▶ _What is needed_: Return the number of lines in which the word "ffffff" appears; add nothing else.

## Start Data rows

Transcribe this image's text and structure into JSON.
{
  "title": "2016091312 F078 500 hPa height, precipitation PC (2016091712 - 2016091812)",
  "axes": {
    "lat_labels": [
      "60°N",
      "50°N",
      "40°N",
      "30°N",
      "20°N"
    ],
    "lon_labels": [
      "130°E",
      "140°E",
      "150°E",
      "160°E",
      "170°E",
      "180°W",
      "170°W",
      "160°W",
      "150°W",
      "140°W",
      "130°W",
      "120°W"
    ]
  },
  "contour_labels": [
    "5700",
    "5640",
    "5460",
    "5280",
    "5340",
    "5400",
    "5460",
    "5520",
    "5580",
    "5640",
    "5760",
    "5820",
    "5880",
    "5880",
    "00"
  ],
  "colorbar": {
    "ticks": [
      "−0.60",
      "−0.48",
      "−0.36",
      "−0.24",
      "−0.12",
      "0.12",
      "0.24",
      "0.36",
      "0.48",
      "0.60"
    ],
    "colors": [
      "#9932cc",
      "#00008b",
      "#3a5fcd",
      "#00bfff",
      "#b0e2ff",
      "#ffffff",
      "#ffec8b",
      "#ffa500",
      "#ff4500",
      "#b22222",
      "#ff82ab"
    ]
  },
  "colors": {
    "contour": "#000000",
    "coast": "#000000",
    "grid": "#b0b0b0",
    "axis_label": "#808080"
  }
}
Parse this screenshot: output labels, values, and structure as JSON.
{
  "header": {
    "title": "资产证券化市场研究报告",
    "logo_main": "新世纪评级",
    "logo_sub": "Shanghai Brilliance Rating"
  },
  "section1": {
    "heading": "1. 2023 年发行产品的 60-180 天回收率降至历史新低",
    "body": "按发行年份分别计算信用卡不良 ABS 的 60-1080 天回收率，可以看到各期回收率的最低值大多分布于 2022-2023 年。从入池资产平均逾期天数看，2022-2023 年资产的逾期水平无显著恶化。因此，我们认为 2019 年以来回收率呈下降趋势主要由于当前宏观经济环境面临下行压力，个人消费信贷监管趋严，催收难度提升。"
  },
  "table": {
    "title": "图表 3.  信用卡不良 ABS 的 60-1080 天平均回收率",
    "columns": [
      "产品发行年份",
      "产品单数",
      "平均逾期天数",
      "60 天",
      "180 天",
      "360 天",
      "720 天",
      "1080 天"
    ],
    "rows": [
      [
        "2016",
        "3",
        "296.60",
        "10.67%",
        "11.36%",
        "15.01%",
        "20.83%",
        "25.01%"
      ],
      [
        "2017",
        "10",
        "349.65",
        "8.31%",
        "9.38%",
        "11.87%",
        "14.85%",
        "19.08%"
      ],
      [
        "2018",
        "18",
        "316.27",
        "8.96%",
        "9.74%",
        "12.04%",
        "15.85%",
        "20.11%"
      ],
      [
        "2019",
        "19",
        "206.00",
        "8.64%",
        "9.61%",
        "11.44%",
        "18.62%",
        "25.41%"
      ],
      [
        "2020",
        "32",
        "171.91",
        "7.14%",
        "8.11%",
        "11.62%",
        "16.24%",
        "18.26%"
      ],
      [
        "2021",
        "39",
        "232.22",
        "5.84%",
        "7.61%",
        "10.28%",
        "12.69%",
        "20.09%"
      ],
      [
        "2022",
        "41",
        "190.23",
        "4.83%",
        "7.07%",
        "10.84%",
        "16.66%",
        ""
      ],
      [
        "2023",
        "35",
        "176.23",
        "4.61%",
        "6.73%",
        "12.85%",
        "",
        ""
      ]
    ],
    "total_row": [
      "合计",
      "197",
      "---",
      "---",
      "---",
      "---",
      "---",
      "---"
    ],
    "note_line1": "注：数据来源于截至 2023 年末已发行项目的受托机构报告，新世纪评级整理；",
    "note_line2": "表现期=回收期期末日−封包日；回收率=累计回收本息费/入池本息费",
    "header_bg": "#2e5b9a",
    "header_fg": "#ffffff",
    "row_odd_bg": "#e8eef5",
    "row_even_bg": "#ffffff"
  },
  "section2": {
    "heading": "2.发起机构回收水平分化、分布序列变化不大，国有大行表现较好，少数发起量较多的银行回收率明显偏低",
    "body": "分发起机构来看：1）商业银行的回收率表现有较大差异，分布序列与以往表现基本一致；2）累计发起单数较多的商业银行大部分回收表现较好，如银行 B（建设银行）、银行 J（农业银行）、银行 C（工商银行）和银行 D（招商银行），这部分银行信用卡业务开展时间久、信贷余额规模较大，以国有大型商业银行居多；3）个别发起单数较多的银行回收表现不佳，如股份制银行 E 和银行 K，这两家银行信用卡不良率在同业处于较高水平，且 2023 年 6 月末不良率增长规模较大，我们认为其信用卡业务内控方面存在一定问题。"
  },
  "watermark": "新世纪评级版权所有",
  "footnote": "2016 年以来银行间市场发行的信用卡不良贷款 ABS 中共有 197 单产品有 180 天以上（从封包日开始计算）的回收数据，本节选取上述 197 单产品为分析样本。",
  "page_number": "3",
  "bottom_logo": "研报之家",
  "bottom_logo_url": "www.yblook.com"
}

## End Data rows

▶ _Written solution_: 3